-- start DATASET --

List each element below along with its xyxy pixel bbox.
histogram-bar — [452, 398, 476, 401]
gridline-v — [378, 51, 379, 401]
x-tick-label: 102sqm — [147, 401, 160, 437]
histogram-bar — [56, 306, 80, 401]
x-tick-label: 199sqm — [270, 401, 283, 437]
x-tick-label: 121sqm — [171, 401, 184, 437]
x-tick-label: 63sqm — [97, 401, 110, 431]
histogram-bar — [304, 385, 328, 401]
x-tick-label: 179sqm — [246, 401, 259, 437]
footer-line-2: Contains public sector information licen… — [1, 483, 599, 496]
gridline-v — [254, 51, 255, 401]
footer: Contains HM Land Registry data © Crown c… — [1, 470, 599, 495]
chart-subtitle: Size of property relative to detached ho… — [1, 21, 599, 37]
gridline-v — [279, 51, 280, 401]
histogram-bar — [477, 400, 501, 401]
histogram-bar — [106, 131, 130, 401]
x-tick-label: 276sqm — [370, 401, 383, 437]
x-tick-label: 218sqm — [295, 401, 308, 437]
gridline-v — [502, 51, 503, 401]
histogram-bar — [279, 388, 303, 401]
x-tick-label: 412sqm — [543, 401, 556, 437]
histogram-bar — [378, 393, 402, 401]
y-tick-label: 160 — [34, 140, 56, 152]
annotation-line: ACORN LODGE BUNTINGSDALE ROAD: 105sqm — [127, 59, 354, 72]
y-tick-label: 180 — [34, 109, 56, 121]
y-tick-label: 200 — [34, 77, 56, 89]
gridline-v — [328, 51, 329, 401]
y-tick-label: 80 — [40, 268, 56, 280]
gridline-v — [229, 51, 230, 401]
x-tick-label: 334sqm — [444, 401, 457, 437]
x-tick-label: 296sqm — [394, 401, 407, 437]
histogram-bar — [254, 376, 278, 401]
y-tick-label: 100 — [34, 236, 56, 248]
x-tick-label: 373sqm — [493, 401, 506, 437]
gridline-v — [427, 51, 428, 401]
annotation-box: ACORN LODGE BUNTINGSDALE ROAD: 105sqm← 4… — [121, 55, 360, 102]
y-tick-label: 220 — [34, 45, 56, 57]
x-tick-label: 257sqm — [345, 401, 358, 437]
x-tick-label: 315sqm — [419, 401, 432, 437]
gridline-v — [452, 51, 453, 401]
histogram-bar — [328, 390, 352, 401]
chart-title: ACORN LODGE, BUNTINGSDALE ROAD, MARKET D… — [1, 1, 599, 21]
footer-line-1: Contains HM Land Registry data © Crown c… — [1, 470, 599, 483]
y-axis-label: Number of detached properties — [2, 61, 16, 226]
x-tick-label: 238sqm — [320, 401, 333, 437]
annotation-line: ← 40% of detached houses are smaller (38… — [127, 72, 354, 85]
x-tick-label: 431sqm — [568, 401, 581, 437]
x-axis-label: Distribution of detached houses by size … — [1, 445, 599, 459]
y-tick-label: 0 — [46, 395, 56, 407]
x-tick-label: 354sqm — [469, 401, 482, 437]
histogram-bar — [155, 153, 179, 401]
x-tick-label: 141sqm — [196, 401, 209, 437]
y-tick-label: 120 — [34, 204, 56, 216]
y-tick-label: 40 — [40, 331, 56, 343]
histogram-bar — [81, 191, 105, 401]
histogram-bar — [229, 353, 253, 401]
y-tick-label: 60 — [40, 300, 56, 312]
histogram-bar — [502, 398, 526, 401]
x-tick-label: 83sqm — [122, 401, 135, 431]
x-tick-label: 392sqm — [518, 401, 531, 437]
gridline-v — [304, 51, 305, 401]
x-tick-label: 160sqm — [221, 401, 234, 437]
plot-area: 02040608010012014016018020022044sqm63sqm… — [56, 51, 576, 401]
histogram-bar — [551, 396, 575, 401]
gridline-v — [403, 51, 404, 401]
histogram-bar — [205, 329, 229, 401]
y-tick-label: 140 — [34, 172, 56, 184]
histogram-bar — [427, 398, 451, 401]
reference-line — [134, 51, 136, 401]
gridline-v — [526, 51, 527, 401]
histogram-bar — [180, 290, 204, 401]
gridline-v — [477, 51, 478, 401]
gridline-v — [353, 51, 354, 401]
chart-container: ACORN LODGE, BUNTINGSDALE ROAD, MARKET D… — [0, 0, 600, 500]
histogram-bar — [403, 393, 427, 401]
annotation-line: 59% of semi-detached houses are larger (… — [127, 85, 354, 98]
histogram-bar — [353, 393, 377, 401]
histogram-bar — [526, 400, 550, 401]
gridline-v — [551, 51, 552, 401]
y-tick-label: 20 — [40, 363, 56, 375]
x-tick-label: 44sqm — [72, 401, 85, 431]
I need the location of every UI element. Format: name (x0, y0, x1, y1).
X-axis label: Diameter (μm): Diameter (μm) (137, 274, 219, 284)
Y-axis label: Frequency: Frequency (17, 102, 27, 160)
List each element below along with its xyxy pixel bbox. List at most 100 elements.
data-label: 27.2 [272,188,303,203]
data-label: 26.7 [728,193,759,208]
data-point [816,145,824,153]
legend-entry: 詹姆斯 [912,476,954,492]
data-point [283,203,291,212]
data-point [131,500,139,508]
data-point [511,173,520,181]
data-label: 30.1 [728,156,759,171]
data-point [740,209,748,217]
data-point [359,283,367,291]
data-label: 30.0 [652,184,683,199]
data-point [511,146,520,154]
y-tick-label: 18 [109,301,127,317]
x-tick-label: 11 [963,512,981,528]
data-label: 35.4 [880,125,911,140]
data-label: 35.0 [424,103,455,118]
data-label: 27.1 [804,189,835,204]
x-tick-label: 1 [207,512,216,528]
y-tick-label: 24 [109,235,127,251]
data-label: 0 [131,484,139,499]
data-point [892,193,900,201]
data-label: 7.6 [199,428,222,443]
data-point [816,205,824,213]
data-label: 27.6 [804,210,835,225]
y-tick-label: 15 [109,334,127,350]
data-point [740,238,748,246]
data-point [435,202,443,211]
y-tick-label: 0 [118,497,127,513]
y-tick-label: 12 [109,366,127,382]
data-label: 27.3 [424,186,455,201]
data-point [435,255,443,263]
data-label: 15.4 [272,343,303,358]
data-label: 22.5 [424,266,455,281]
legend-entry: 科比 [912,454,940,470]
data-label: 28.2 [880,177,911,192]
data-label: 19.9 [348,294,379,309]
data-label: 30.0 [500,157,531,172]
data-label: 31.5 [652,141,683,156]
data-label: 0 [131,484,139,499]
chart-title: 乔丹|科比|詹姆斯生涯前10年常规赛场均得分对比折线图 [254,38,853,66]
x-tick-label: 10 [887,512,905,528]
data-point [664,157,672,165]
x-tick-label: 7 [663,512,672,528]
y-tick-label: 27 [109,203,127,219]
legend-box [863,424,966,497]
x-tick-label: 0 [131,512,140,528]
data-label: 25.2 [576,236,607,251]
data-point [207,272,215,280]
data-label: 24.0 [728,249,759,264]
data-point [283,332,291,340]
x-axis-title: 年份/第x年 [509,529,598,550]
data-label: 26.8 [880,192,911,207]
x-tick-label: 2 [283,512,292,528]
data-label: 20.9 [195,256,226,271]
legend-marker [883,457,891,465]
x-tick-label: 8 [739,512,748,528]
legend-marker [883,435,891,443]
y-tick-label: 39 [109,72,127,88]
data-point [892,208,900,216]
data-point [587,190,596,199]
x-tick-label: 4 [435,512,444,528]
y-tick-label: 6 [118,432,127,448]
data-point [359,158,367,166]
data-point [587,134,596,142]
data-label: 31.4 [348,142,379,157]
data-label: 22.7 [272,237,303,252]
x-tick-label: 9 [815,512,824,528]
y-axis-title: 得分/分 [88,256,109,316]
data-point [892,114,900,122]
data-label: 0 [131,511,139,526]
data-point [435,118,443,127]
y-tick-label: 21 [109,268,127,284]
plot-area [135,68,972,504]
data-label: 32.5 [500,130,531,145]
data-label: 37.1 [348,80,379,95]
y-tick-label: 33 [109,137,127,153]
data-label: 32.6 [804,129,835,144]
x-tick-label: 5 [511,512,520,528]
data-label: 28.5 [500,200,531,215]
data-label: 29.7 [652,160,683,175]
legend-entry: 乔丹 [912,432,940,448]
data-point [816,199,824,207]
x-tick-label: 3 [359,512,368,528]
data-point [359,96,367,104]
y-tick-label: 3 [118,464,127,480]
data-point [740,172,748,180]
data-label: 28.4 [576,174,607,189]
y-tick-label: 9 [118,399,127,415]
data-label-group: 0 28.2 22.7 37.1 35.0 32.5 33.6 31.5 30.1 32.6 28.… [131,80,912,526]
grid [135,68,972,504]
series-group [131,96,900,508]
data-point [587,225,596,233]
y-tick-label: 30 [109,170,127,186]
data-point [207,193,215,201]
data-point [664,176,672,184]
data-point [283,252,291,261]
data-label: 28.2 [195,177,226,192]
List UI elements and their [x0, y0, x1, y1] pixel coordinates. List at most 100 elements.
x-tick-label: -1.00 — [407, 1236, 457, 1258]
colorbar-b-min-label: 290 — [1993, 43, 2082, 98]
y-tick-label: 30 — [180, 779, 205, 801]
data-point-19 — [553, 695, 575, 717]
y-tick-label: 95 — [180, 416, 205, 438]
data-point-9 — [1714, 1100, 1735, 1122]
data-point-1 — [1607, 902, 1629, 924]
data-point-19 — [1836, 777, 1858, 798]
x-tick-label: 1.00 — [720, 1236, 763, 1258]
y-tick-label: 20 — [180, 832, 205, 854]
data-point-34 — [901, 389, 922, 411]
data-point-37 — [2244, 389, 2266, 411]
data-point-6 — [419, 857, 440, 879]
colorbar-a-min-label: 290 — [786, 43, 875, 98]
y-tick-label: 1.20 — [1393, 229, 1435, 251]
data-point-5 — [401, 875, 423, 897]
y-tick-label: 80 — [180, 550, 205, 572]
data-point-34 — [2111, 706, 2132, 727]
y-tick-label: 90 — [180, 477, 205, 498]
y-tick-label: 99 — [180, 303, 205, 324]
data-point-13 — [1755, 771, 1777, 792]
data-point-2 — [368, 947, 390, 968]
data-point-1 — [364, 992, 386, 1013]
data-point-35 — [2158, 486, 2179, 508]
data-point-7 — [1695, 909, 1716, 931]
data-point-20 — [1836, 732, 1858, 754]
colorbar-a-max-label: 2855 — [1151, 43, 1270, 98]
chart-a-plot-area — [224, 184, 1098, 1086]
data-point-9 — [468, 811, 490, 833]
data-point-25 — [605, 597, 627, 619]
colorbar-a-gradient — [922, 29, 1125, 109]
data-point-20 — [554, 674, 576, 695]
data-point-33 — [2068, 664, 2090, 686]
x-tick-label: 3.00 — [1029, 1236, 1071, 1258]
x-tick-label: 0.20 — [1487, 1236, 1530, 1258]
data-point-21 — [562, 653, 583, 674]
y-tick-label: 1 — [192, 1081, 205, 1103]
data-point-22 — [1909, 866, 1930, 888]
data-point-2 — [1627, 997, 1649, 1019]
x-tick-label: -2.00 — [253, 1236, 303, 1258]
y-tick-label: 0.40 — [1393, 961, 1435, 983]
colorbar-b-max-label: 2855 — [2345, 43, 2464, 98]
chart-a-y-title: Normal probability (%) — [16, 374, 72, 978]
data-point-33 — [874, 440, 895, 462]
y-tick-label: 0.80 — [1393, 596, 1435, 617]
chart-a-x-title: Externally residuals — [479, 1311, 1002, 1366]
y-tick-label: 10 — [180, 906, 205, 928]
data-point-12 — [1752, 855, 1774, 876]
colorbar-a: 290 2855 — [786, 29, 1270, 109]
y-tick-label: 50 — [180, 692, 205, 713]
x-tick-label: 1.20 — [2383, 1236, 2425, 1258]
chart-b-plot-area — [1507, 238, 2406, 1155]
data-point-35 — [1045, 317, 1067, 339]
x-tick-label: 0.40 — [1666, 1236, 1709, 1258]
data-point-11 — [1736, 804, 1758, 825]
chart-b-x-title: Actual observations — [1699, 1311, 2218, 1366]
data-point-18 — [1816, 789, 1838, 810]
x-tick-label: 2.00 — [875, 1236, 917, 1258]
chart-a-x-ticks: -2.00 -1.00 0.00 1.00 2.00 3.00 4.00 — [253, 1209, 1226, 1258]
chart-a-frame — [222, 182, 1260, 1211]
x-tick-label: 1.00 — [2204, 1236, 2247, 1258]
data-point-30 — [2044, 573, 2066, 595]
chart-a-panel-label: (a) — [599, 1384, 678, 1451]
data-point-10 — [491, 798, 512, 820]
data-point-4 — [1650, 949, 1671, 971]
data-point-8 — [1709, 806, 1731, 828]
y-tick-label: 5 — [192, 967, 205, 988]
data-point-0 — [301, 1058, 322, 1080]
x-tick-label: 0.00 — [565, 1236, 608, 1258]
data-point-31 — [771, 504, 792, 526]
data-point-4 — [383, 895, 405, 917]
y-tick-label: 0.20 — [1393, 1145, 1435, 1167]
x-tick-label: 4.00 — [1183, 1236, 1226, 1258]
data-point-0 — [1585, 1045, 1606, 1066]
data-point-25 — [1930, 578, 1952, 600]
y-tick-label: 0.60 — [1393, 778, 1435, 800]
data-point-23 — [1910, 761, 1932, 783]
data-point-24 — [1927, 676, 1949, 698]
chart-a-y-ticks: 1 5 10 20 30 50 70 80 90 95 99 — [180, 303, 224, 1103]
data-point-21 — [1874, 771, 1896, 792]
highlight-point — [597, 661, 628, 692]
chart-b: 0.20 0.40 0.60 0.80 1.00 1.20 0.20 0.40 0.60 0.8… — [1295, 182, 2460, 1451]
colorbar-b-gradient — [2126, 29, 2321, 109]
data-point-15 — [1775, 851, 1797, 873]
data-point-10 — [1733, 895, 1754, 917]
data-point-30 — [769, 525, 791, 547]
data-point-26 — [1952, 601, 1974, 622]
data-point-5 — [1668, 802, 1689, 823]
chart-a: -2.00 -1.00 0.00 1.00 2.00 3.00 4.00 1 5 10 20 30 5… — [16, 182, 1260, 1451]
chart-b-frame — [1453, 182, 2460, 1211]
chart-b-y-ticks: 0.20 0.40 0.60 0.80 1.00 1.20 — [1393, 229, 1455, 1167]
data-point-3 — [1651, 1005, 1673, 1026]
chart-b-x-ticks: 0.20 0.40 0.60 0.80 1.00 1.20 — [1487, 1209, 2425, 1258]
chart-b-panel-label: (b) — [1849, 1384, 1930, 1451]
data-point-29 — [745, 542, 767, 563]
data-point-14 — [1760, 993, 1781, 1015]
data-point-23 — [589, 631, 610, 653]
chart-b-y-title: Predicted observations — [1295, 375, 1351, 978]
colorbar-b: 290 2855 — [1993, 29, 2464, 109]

-- end DATASET --

SET TASK
Pick out every line of the material above that contains the string "colorbar" and copy those lines. Case matters.

TASK SOLUTION
colorbar-b-min-label: 290 — [1993, 43, 2082, 98]
colorbar-a-min-label: 290 — [786, 43, 875, 98]
colorbar-a-max-label: 2855 — [1151, 43, 1270, 98]
colorbar-a-gradient — [922, 29, 1125, 109]
colorbar-b-max-label: 2855 — [2345, 43, 2464, 98]
colorbar-a: 290 2855 — [786, 29, 1270, 109]
colorbar-b-gradient — [2126, 29, 2321, 109]
colorbar-b: 290 2855 — [1993, 29, 2464, 109]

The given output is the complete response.